>> START EXTRACTED ENTRIES

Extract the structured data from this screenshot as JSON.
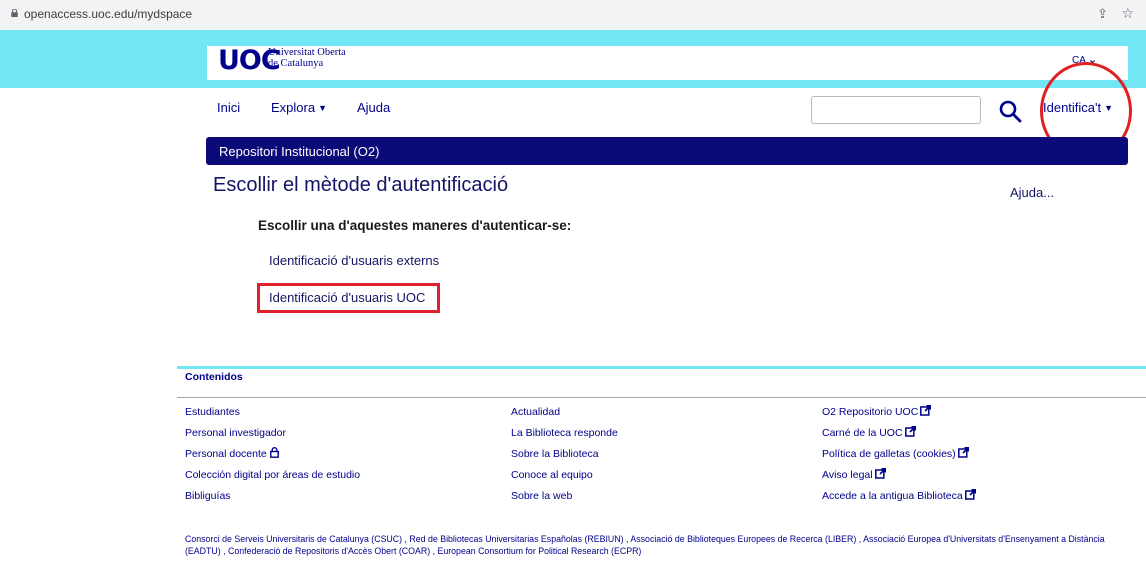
{
  "browser": {
    "url": "openaccess.uoc.edu/mydspace"
  },
  "header": {
    "logo_mark": "UOC",
    "logo_line1": "Universitat Oberta",
    "logo_line2": "de Catalunya",
    "language": "CA"
  },
  "nav": {
    "inici": "Inici",
    "explora": "Explora",
    "ajuda": "Ajuda",
    "search_placeholder": "",
    "identify": "Identifica't"
  },
  "breadcrumb": "Repositori Institucional (O2)",
  "main": {
    "title": "Escollir el mètode d'autentificació",
    "help_link": "Ajuda...",
    "instruction": "Escollir una d'aquestes maneres d'autenticar-se:",
    "options": [
      "Identificació d'usuaris externs",
      "Identificació d'usuaris UOC"
    ]
  },
  "footer": {
    "heading": "Contenidos",
    "col1": [
      "Estudiantes",
      "Personal investigador",
      "Personal docente",
      "Colección digital por áreas de estudio",
      "Bibliguías"
    ],
    "col2": [
      "Actualidad",
      "La Biblioteca responde",
      "Sobre la Biblioteca",
      "Conoce al equipo",
      "Sobre la web"
    ],
    "col3": [
      "O2 Repositorio UOC",
      "Carné de la UOC",
      "Política de galletas (cookies)",
      "Aviso legal",
      "Accede a la antigua Biblioteca"
    ],
    "consortia": "Consorci de Serveis Universitaris de Catalunya (CSUC) , Red de Bibliotecas Universitarias Españolas (REBIUN) , Associació de Biblioteques Europees de Recerca (LIBER) , Associació Europea d'Universitats d'Ensenyament a Distància (EADTU) , Confederació de Repositoris d'Accès Obert (COAR) , European Consortium for Political Research (ECPR)"
  },
  "colors": {
    "header_cyan": "#73e6f5",
    "navy": "#0a0a78",
    "highlight_red": "#e0202a"
  }
}
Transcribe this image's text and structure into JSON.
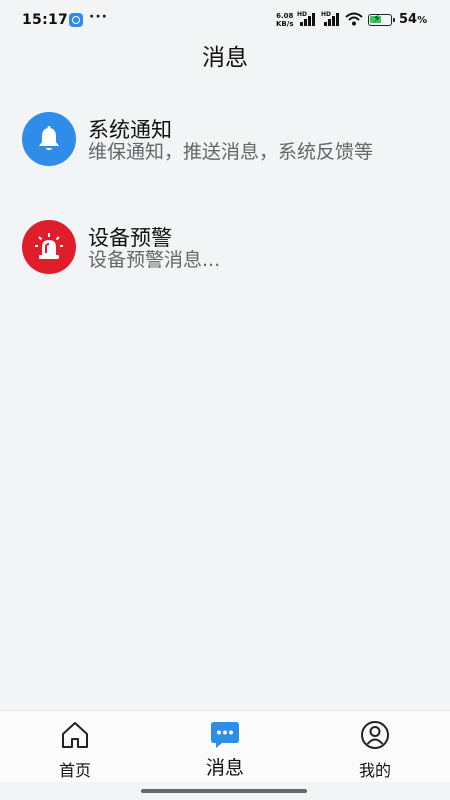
{
  "status_bar": {
    "time": "15:17",
    "more": "···",
    "net_speed_value": "6.08",
    "net_speed_unit": "KB/s",
    "sim1_label": "HD",
    "sim2_label": "HD",
    "battery_percent": "54",
    "battery_unit": "%"
  },
  "header": {
    "title": "消息"
  },
  "messages": [
    {
      "title": "系统通知",
      "subtitle": "维保通知，推送消息，系统反馈等",
      "icon": "bell-icon",
      "color": "#2d8de8"
    },
    {
      "title": "设备预警",
      "subtitle": "设备预警消息...",
      "icon": "alarm-light-icon",
      "color": "#e01d2a"
    }
  ],
  "tab_bar": {
    "items": [
      {
        "label": "首页",
        "icon": "home-icon",
        "active": false
      },
      {
        "label": "消息",
        "icon": "chat-bubble-icon",
        "active": true
      },
      {
        "label": "我的",
        "icon": "user-icon",
        "active": false
      }
    ],
    "active_color": "#2d8de8"
  }
}
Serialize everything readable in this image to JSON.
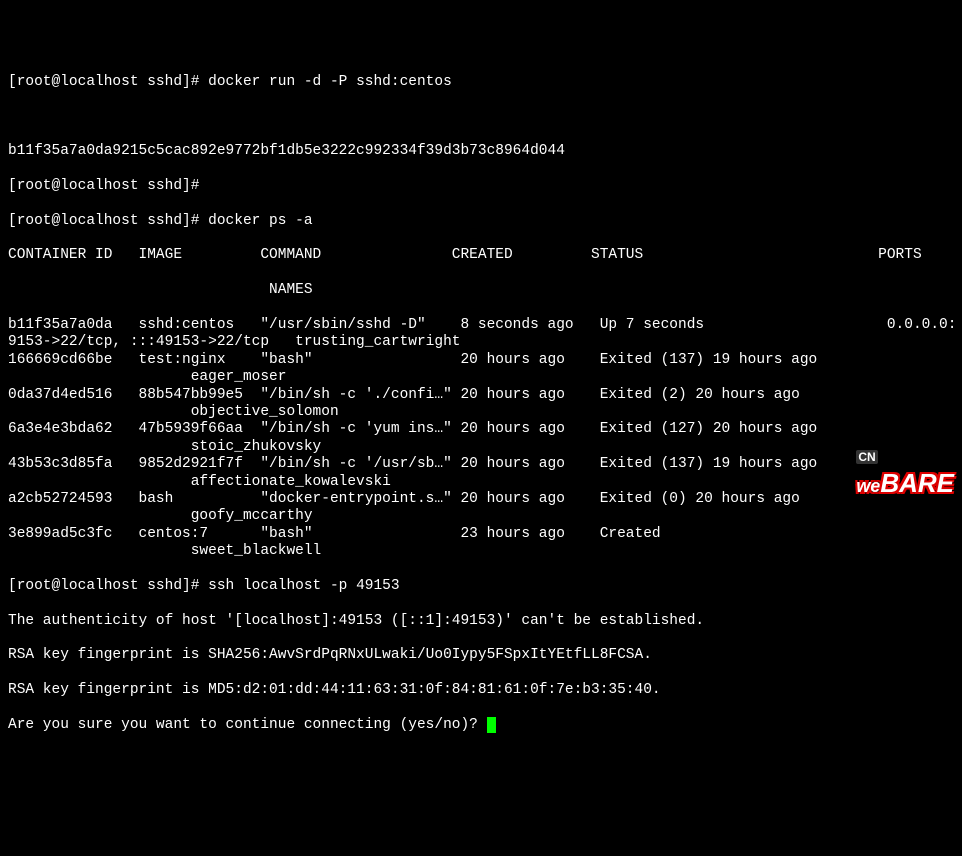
{
  "prompt": "[root@localhost sshd]#",
  "cmd1": "docker run -d -P sshd:centos",
  "output1": "b11f35a7a0da9215c5cac892e9772bf1db5e3222c992334f39d3b73c8964d044",
  "cmd2": "docker ps -a",
  "table_header": "CONTAINER ID   IMAGE         COMMAND               CREATED         STATUS                           PORTS",
  "table_header2": "                              NAMES",
  "rows": [
    {
      "l1": "b11f35a7a0da   sshd:centos   \"/usr/sbin/sshd -D\"    8 seconds ago   Up 7 seconds                     0.0.0.0:",
      "l2": "9153->22/tcp, :::49153->22/tcp   trusting_cartwright"
    },
    {
      "l1": "166669cd66be   test:nginx    \"bash\"                 20 hours ago    Exited (137) 19 hours ago",
      "l2": "                     eager_moser"
    },
    {
      "l1": "0da37d4ed516   88b547bb99e5  \"/bin/sh -c './confi…\" 20 hours ago    Exited (2) 20 hours ago",
      "l2": "                     objective_solomon"
    },
    {
      "l1": "6a3e4e3bda62   47b5939f66aa  \"/bin/sh -c 'yum ins…\" 20 hours ago    Exited (127) 20 hours ago",
      "l2": "                     stoic_zhukovsky"
    },
    {
      "l1": "43b53c3d85fa   9852d2921f7f  \"/bin/sh -c '/usr/sb…\" 20 hours ago    Exited (137) 19 hours ago",
      "l2": "                     affectionate_kowalevski"
    },
    {
      "l1": "a2cb52724593   bash          \"docker-entrypoint.s…\" 20 hours ago    Exited (0) 20 hours ago",
      "l2": "                     goofy_mccarthy"
    },
    {
      "l1": "3e899ad5c3fc   centos:7      \"bash\"                 23 hours ago    Created",
      "l2": "                     sweet_blackwell"
    }
  ],
  "cmd3": "ssh localhost -p 49153",
  "ssh_lines": [
    "The authenticity of host '[localhost]:49153 ([::1]:49153)' can't be established.",
    "RSA key fingerprint is SHA256:AwvSrdPqRNxULwaki/Uo0Iypy5FSpxItYEtfLL8FCSA.",
    "RSA key fingerprint is MD5:d2:01:dd:44:11:63:31:0f:84:81:61:0f:7e:b3:35:40.",
    "Are you sure you want to continue connecting (yes/no)? "
  ],
  "watermark": {
    "cn": "CN",
    "we": "we",
    "bare": "BARE"
  }
}
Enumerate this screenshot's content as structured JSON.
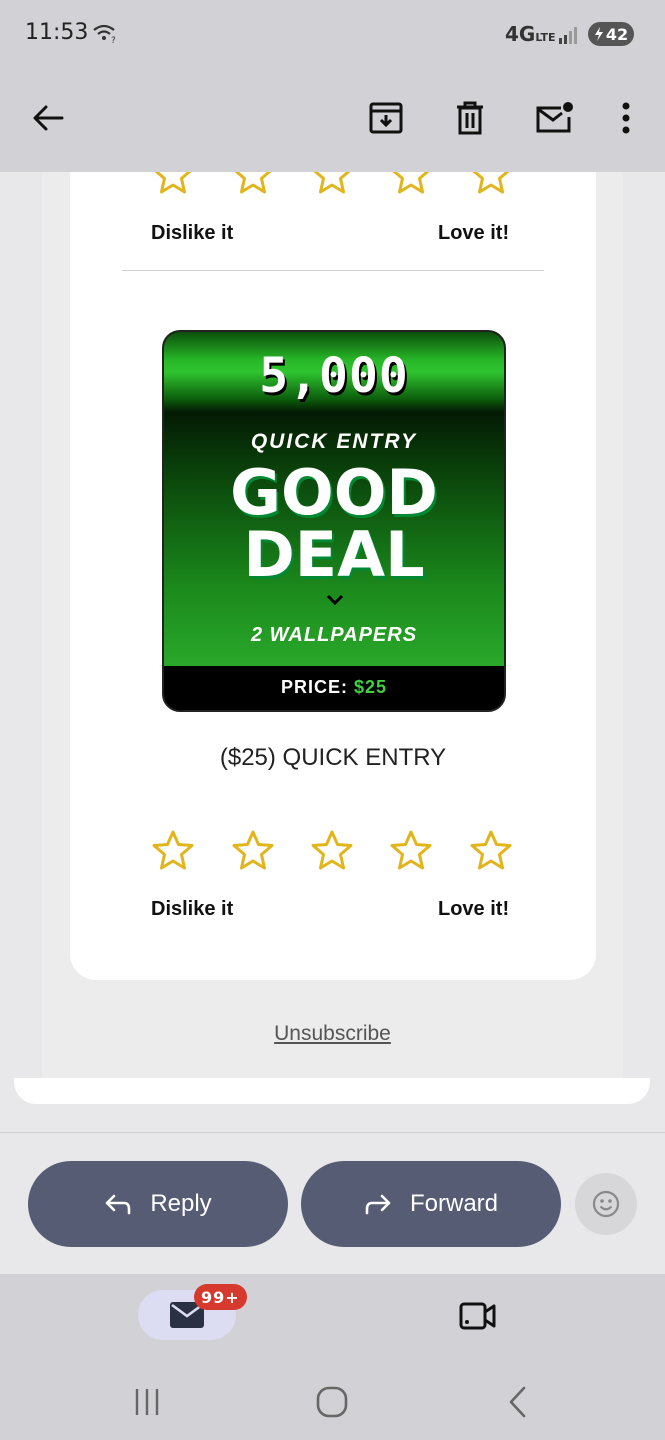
{
  "status_bar": {
    "time": "11:53",
    "network": "4G",
    "network_sub": "LTE",
    "battery": "42"
  },
  "toolbar": {
    "icons": [
      "back-arrow-icon",
      "archive-icon",
      "trash-icon",
      "mark-unread-icon",
      "more-options-icon"
    ]
  },
  "email": {
    "top_rating": {
      "low_label": "Dislike it",
      "high_label": "Love it!",
      "stars": 5
    },
    "promo": {
      "amount": "5,000",
      "subtitle": "QUICK ENTRY",
      "headline_1": "GOOD",
      "headline_2": "DEAL",
      "wallpapers": "2 WALLPAPERS",
      "price_label": "PRICE:",
      "price_value": "$25"
    },
    "product_title": "($25) QUICK ENTRY",
    "bottom_rating": {
      "low_label": "Dislike it",
      "high_label": "Love it!",
      "stars": 5
    },
    "unsubscribe": "Unsubscribe"
  },
  "actions": {
    "reply": "Reply",
    "forward": "Forward"
  },
  "bottom_nav": {
    "mail_badge": "99+"
  },
  "colors": {
    "star": "#e2b51d",
    "pill": "#555c73",
    "badge": "#d63a2f",
    "price_green": "#3fd13f"
  }
}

>> END EXTRACTED ENTRIES

• **TASK PROMPT**
Find every line with "QUICK" in the listing and state how many there are, nothing else.

• **SOLUTION BELOW**
2